Element- en coördinaatgegevens
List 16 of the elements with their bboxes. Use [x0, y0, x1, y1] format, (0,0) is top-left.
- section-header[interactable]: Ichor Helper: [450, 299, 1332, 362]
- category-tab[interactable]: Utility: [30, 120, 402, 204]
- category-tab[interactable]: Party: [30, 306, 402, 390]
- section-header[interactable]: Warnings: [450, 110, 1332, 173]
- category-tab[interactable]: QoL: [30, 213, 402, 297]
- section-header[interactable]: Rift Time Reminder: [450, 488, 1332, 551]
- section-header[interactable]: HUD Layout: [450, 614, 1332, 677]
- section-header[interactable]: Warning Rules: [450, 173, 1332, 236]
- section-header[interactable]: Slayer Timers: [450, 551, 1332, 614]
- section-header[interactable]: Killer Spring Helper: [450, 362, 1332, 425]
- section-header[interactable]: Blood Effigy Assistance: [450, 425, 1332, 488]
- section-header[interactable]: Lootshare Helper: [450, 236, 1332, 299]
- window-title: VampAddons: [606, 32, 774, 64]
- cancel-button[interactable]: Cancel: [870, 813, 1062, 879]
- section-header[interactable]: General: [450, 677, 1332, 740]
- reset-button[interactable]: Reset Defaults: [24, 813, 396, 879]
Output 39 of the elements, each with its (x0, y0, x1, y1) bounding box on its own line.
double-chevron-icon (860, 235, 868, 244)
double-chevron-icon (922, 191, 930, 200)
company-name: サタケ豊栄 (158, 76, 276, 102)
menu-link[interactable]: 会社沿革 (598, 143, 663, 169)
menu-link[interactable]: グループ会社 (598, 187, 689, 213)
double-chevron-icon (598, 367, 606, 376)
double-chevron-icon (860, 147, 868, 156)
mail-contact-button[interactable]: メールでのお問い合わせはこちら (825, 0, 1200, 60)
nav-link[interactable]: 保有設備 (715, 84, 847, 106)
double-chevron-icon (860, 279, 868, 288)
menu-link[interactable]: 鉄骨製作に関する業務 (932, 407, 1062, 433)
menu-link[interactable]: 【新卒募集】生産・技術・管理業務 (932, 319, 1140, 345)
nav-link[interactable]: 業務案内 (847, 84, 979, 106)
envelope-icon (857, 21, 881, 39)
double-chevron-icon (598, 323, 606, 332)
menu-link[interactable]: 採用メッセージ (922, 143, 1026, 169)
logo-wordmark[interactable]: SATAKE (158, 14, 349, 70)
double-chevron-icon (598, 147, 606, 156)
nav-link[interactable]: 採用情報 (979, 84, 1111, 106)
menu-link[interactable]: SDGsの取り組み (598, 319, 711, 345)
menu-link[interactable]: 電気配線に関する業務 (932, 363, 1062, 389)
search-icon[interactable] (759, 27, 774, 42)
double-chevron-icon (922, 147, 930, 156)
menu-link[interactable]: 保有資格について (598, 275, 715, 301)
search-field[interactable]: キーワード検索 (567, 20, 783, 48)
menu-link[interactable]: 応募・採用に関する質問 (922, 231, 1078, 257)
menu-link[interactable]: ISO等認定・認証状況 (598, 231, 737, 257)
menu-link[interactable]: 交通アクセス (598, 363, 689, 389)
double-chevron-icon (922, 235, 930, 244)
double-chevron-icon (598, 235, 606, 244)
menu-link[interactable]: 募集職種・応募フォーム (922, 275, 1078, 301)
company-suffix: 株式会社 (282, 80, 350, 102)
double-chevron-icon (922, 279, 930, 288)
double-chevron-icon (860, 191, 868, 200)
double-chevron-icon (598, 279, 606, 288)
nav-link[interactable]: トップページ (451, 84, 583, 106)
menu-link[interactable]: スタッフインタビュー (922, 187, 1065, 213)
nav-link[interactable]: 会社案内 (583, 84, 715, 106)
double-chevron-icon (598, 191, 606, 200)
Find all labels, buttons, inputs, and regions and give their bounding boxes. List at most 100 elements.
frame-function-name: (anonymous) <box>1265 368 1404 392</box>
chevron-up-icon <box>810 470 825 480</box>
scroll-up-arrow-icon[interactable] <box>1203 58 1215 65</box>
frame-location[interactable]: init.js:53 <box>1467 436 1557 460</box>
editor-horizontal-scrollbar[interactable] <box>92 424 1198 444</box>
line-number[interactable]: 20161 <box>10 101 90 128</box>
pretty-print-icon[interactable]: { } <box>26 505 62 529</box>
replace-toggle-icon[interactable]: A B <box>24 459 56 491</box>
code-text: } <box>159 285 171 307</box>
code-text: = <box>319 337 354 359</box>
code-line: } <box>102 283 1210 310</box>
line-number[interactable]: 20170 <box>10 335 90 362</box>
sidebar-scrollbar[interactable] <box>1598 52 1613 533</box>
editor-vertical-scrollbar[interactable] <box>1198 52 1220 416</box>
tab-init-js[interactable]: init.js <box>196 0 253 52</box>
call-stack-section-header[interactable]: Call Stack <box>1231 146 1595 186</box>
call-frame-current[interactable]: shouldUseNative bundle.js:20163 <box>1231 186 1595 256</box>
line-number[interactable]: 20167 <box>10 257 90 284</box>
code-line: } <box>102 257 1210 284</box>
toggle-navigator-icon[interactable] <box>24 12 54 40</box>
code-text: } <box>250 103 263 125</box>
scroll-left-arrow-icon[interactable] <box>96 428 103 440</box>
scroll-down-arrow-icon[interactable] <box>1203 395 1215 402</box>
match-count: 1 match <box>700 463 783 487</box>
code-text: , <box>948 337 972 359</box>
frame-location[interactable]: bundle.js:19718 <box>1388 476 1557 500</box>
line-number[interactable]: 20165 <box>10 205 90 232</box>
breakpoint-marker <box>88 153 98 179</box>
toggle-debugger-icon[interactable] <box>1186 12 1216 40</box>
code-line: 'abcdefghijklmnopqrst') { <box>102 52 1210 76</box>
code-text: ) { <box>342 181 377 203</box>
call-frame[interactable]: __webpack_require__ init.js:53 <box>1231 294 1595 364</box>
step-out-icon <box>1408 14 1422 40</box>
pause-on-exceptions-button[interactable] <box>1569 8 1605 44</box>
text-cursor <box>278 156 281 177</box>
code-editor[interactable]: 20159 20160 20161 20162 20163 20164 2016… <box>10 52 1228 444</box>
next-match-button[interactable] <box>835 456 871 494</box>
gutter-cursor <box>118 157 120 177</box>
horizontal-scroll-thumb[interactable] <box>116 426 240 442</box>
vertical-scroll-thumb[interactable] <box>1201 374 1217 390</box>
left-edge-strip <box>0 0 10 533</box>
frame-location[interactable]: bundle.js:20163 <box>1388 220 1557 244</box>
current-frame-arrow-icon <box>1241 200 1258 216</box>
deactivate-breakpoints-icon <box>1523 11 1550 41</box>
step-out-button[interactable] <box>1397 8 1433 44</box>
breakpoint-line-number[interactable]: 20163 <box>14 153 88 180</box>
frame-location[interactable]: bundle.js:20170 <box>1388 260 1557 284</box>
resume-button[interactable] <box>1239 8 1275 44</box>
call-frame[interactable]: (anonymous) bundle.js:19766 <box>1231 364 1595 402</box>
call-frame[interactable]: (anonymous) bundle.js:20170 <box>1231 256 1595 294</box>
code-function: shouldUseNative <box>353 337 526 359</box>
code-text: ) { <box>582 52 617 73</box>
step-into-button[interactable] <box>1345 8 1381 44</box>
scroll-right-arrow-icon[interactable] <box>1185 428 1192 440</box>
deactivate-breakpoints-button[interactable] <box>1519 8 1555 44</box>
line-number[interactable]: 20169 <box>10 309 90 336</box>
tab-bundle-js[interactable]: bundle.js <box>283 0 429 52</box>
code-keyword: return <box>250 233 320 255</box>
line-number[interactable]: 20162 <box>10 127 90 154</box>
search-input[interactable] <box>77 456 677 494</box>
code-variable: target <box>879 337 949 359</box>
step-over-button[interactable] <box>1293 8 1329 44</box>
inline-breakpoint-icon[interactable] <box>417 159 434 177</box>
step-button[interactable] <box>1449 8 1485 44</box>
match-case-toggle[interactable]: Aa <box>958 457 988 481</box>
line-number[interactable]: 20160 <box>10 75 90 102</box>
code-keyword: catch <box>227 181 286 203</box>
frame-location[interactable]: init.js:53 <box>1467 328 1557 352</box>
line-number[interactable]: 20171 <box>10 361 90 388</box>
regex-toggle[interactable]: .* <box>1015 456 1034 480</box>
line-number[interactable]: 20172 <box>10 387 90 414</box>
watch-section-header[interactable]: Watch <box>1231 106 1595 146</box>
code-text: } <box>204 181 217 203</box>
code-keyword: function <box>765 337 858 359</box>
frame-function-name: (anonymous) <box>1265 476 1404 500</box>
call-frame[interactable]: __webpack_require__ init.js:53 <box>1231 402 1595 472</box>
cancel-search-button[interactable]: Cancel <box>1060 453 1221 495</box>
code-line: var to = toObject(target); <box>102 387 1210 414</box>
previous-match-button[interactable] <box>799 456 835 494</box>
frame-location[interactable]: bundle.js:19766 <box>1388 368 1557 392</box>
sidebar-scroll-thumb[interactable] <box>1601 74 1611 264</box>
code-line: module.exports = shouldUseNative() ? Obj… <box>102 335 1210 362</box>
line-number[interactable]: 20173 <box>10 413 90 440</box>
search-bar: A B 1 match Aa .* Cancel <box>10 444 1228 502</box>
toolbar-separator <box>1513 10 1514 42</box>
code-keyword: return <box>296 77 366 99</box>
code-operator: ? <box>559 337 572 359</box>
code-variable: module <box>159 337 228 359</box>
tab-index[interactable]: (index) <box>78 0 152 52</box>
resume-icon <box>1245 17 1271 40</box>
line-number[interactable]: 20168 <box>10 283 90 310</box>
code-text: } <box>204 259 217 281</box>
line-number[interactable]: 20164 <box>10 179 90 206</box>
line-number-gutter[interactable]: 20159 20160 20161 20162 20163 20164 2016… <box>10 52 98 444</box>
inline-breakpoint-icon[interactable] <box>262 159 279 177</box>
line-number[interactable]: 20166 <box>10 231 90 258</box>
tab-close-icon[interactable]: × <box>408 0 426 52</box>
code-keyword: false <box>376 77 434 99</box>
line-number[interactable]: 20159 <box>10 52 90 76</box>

OPDRACHTEISEN — Zoek in de gegevens hierboven alle regels waarin de string "search" staat en neem die regels over.

ANTWOORD OPDRACHT —
search-icon[interactable] (759, 27, 774, 42)
search-field[interactable]: キーワード検索 (567, 20, 783, 48)
search-input[interactable] <box>77 456 677 494</box>
cancel-search-button[interactable]: Cancel <box>1060 453 1221 495</box>
search-bar: A B 1 match Aa .* Cancel <box>10 444 1228 502</box>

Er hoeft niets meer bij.